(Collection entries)
******************************
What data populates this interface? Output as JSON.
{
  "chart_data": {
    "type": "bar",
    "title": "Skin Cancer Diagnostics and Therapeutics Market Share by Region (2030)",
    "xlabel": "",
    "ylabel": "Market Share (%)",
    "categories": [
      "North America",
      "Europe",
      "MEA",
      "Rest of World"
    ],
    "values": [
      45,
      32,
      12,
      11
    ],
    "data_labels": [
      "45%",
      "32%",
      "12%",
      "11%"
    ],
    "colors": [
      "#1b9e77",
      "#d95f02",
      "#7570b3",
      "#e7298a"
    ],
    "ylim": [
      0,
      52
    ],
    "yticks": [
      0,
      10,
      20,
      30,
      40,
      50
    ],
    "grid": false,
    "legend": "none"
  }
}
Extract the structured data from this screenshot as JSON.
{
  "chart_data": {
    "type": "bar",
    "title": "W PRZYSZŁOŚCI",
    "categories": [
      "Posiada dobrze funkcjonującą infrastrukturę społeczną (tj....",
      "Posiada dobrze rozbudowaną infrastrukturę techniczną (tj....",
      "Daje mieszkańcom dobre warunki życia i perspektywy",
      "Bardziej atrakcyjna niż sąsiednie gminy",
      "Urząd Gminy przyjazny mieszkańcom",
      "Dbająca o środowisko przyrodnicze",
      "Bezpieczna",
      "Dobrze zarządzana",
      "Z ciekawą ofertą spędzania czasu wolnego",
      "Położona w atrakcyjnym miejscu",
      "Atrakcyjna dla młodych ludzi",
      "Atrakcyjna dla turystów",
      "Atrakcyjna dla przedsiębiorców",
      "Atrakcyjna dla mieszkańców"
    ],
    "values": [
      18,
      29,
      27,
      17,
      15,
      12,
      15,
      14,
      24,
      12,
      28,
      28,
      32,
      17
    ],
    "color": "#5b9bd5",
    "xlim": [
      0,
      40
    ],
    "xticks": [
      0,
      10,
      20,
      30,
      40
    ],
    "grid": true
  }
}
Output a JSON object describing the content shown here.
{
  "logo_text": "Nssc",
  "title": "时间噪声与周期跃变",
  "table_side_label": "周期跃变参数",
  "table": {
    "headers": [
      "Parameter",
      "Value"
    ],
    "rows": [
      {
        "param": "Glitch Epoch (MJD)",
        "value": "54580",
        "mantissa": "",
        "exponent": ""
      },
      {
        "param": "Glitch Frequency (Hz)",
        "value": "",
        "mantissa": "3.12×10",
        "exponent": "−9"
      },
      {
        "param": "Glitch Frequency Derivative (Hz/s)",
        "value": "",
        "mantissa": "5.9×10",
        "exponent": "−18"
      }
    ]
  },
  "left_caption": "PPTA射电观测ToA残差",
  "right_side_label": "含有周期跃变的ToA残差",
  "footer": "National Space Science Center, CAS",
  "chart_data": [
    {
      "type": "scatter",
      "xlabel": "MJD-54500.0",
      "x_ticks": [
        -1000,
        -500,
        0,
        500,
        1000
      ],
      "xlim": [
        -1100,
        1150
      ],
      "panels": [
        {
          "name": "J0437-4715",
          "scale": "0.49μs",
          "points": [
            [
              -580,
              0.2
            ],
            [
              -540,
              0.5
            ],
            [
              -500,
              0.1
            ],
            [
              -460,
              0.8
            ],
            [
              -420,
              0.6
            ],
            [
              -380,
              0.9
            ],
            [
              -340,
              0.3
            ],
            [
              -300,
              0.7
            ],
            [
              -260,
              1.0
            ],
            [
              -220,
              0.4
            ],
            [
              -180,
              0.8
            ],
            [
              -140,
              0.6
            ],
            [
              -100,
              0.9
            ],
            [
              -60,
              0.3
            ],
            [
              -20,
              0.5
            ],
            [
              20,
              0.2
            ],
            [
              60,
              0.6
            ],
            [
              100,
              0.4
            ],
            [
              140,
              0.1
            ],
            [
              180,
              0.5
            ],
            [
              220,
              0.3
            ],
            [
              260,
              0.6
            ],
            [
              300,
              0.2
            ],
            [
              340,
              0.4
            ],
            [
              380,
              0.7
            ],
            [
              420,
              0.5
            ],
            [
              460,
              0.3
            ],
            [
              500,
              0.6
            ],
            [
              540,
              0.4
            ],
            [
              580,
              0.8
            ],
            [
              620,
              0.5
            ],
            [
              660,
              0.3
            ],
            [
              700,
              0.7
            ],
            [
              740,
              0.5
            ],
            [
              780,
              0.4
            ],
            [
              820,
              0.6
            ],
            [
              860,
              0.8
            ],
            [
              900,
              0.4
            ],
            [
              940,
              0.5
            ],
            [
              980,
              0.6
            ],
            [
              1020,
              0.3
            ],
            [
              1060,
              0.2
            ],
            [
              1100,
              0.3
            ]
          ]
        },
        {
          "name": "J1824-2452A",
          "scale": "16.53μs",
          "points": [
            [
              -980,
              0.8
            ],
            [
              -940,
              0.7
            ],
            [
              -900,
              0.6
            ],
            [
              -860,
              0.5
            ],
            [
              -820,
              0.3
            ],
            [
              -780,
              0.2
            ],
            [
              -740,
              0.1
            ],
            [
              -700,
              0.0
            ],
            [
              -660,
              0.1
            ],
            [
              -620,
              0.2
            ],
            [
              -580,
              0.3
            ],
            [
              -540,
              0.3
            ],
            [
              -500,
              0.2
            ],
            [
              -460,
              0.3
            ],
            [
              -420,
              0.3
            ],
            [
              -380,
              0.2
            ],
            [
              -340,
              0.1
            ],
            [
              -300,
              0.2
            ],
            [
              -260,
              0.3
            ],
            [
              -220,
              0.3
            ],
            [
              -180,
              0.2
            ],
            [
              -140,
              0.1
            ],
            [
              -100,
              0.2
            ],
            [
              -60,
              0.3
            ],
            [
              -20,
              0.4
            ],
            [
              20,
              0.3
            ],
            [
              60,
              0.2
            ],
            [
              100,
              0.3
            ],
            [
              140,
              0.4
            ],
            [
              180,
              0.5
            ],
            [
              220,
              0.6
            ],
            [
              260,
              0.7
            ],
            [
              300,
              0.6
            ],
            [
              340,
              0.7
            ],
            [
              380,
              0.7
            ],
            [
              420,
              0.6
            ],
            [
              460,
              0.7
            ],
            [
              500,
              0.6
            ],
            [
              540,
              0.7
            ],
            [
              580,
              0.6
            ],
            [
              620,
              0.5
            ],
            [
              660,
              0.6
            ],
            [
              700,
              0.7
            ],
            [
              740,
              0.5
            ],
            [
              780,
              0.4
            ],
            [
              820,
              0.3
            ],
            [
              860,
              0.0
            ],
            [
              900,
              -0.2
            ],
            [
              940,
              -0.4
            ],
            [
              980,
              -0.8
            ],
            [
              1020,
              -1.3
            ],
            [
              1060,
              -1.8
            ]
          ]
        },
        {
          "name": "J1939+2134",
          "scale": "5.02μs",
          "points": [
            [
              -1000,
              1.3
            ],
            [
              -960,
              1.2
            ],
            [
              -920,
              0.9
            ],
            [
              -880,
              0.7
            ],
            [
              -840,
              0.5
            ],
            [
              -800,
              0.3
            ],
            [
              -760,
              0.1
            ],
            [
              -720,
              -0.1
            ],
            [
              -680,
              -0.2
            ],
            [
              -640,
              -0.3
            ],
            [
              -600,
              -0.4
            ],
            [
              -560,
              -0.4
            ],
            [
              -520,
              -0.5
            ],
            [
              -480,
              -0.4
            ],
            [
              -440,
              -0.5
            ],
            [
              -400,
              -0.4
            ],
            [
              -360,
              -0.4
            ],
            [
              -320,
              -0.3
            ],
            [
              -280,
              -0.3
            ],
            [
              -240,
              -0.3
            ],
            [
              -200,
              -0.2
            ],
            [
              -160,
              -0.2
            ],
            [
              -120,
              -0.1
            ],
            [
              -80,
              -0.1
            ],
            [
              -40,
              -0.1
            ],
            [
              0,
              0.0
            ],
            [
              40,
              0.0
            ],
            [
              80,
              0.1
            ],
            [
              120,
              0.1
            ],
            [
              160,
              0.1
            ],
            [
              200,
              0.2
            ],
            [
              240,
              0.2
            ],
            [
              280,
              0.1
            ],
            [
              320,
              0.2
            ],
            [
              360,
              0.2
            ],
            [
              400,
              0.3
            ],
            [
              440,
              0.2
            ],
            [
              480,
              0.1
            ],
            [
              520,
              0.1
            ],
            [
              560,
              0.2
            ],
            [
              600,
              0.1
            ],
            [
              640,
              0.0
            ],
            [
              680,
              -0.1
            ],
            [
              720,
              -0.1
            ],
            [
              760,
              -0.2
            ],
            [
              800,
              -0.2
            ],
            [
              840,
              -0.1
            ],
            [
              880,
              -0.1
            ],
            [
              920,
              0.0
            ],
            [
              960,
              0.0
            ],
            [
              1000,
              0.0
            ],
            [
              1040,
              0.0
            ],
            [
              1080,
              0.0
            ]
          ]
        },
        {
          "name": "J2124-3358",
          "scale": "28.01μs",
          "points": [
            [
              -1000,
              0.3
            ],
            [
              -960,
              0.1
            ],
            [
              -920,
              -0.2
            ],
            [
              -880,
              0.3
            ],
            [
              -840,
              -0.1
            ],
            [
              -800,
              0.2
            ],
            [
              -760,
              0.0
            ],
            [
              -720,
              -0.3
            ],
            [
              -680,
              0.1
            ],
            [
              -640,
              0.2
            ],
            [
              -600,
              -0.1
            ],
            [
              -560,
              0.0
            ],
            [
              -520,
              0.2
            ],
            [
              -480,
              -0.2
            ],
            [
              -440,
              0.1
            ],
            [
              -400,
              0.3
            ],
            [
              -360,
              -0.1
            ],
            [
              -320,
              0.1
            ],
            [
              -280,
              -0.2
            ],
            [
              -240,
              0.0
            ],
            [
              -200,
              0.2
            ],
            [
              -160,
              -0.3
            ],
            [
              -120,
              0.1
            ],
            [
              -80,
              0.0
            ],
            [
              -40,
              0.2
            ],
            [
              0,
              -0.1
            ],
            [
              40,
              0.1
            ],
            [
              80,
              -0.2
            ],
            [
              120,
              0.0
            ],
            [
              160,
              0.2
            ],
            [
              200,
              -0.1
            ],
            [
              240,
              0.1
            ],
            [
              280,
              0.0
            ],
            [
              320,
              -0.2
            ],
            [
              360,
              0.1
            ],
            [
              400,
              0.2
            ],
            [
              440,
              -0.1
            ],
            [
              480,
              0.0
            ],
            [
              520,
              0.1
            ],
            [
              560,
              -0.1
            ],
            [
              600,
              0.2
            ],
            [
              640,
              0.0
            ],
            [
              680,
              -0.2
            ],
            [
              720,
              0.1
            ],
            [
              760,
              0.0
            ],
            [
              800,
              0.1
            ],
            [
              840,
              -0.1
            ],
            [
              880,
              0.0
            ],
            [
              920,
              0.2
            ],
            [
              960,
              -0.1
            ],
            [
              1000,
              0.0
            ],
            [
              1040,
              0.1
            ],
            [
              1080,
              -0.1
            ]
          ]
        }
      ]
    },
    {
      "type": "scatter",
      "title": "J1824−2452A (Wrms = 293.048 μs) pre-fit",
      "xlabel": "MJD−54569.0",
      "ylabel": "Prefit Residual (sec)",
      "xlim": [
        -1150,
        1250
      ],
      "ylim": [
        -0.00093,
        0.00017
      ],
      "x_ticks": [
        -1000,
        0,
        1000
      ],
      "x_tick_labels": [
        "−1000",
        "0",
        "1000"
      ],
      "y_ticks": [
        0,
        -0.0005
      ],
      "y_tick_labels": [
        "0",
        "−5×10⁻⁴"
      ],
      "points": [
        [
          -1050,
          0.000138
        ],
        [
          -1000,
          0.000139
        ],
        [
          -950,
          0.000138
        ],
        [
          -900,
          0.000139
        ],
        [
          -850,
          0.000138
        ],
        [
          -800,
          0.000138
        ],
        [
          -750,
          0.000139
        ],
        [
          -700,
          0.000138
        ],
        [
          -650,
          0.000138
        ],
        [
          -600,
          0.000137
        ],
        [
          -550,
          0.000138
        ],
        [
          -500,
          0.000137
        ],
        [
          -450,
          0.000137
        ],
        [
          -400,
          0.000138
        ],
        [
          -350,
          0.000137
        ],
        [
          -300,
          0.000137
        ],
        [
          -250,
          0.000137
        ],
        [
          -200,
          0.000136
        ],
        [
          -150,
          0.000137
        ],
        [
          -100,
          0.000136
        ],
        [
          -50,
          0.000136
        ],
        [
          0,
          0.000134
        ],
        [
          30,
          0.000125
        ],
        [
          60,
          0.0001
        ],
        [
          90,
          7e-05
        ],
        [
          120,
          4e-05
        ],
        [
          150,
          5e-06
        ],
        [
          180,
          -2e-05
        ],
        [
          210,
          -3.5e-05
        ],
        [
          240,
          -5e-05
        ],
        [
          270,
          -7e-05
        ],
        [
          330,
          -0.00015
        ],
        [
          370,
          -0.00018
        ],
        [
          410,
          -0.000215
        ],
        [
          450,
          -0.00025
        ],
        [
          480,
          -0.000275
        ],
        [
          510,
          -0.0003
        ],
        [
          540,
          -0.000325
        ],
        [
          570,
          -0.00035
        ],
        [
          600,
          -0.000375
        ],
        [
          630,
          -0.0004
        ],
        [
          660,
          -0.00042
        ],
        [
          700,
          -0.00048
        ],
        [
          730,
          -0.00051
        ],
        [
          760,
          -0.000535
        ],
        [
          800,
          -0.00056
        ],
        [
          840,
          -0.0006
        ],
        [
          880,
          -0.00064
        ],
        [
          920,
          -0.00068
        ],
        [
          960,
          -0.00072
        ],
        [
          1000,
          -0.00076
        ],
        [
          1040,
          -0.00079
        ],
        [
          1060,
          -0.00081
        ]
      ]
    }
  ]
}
******************************
● **REQUIREMENTS**
Each line in the listing above either holds the string "infrastrukturę" or does not; state how many do, giving the number only.

● **TASK OUTPUT**
2